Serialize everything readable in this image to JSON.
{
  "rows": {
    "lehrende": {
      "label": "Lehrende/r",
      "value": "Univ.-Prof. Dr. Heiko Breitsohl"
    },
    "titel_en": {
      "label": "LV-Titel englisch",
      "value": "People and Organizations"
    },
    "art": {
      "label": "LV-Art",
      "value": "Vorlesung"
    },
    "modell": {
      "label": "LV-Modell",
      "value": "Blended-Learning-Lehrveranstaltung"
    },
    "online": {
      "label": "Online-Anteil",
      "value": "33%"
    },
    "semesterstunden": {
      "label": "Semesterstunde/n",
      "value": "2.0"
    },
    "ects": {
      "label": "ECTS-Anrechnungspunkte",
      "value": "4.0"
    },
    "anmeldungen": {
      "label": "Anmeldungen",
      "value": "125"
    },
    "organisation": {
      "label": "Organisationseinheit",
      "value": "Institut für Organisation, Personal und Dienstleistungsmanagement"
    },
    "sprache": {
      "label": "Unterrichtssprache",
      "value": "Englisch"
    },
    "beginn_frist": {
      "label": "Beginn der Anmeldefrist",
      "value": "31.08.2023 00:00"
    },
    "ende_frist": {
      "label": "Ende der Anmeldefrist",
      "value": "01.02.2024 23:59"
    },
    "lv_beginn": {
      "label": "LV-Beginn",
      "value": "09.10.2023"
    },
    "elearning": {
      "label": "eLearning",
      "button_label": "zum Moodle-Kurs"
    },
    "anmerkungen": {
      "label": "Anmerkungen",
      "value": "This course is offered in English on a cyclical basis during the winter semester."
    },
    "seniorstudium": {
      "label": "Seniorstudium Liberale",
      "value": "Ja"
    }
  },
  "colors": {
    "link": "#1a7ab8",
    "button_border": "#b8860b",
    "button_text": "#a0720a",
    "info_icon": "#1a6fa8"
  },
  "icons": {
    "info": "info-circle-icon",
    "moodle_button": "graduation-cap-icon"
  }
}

-------------------------

:: What is required ::
List all lines above in which the string "Anmeldefrist" appears.

:: Result of the exercise ::
      "label": "Beginn der Anmeldefrist",
      "label": "Ende der Anmeldefrist",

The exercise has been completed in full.